====== DATA SHOWN ======

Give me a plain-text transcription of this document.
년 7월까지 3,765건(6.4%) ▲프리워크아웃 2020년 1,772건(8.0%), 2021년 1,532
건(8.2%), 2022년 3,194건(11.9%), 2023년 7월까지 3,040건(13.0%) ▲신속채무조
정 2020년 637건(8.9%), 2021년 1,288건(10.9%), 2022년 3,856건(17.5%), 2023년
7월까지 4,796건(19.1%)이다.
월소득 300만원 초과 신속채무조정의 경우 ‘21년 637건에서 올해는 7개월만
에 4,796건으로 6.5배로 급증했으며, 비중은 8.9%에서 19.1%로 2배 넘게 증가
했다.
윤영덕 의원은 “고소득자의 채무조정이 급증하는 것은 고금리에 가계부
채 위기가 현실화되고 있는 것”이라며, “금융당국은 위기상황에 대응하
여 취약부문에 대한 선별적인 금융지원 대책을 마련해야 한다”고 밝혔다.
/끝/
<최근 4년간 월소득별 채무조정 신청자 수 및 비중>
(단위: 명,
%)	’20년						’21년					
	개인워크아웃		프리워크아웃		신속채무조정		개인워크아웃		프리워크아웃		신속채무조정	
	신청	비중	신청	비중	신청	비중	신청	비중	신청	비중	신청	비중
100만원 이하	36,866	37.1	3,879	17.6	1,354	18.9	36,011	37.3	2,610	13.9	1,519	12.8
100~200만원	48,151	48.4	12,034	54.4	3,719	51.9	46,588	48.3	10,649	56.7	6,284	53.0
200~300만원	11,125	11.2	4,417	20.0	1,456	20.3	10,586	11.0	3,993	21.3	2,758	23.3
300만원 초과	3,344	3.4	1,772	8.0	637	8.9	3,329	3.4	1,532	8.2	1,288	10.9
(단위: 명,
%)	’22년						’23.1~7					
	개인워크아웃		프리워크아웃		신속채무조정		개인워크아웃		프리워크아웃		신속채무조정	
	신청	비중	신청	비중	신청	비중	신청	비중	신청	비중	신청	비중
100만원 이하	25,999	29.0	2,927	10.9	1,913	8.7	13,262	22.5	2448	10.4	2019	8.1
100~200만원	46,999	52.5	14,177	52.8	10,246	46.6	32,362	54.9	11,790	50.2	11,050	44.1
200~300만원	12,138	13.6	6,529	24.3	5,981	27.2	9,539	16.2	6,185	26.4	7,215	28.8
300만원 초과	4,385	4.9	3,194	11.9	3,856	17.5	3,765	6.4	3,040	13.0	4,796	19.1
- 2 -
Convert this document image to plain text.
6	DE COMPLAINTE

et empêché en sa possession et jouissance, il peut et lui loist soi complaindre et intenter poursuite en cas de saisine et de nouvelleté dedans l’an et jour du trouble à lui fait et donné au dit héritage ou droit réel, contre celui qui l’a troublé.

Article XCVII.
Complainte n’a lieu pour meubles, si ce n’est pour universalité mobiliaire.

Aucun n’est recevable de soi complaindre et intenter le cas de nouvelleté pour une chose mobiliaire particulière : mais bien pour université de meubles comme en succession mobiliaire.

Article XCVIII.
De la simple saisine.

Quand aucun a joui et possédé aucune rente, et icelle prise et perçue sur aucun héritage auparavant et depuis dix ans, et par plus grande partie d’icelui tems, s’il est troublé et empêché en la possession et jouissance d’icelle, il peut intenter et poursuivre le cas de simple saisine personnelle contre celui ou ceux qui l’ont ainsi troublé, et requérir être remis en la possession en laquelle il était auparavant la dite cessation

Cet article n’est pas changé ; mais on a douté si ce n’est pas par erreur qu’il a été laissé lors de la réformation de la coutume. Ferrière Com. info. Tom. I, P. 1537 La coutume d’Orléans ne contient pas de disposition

======

> BRIEF: Type the material above out again, exactly.

> WORKED SOLUTION:
Give me a plain-text transcription of this document.
년 7월까지 3,765건(6.4%) ▲프리워크아웃 2020년 1,772건(8.0%), 2021년 1,532
건(8.2%), 2022년 3,194건(11.9%), 2023년 7월까지 3,040건(13.0%) ▲신속채무조
정 2020년 637건(8.9%), 2021년 1,288건(10.9%), 2022년 3,856건(17.5%), 2023년
7월까지 4,796건(19.1%)이다.
월소득 300만원 초과 신속채무조정의 경우 ‘21년 637건에서 올해는 7개월만
에 4,796건으로 6.5배로 급증했으며, 비중은 8.9%에서 19.1%로 2배 넘게 증가
했다.
윤영덕 의원은 “고소득자의 채무조정이 급증하는 것은 고금리에 가계부
채 위기가 현실화되고 있는 것”이라며, “금융당국은 위기상황에 대응하
여 취약부문에 대한 선별적인 금융지원 대책을 마련해야 한다”고 밝혔다.
/끝/
<최근 4년간 월소득별 채무조정 신청자 수 및 비중>
(단위: 명,
%)	’20년						’21년					
	개인워크아웃		프리워크아웃		신속채무조정		개인워크아웃		프리워크아웃		신속채무조정	
	신청	비중	신청	비중	신청	비중	신청	비중	신청	비중	신청	비중
100만원 이하	36,866	37.1	3,879	17.6	1,354	18.9	36,011	37.3	2,610	13.9	1,519	12.8
100~200만원	48,151	48.4	12,034	54.4	3,719	51.9	46,588	48.3	10,649	56.7	6,284	53.0
200~300만원	11,125	11.2	4,417	20.0	1,456	20.3	10,586	11.0	3,993	21.3	2,758	23.3
300만원 초과	3,344	3.4	1,772	8.0	637	8.9	3,329	3.4	1,532	8.2	1,288	10.9
(단위: 명,
%)	’22년						’23.1~7					
	개인워크아웃		프리워크아웃		신속채무조정		개인워크아웃		프리워크아웃		신속채무조정	
	신청	비중	신청	비중	신청	비중	신청	비중	신청	비중	신청	비중
100만원 이하	25,999	29.0	2,927	10.9	1,913	8.7	13,262	22.5	2448	10.4	2019	8.1
100~200만원	46,999	52.5	14,177	52.8	10,246	46.6	32,362	54.9	11,790	50.2	11,050	44.1
200~300만원	12,138	13.6	6,529	24.3	5,981	27.2	9,539	16.2	6,185	26.4	7,215	28.8
300만원 초과	4,385	4.9	3,194	11.9	3,856	17.5	3,765	6.4	3,040	13.0	4,796	19.1
- 2 -
Convert this document image to plain text.
6	DE COMPLAINTE

et empêché en sa possession et jouissance, il peut et lui loist soi complaindre et intenter poursuite en cas de saisine et de nouvelleté dedans l’an et jour du trouble à lui fait et donné au dit héritage ou droit réel, contre celui qui l’a troublé.

Article XCVII.
Complainte n’a lieu pour meubles, si ce n’est pour universalité mobiliaire.

Aucun n’est recevable de soi complaindre et intenter le cas de nouvelleté pour une chose mobiliaire particulière : mais bien pour université de meubles comme en succession mobiliaire.

Article XCVIII.
De la simple saisine.

Quand aucun a joui et possédé aucune rente, et icelle prise et perçue sur aucun héritage auparavant et depuis dix ans, et par plus grande partie d’icelui tems, s’il est troublé et empêché en la possession et jouissance d’icelle, il peut intenter et poursuivre le cas de simple saisine personnelle contre celui ou ceux qui l’ont ainsi troublé, et requérir être remis en la possession en laquelle il était auparavant la dite cessation

Cet article n’est pas changé ; mais on a douté si ce n’est pas par erreur qu’il a été laissé lors de la réformation de la coutume. Ferrière Com. info. Tom. I, P. 1537 La coutume d’Orléans ne contient pas de disposition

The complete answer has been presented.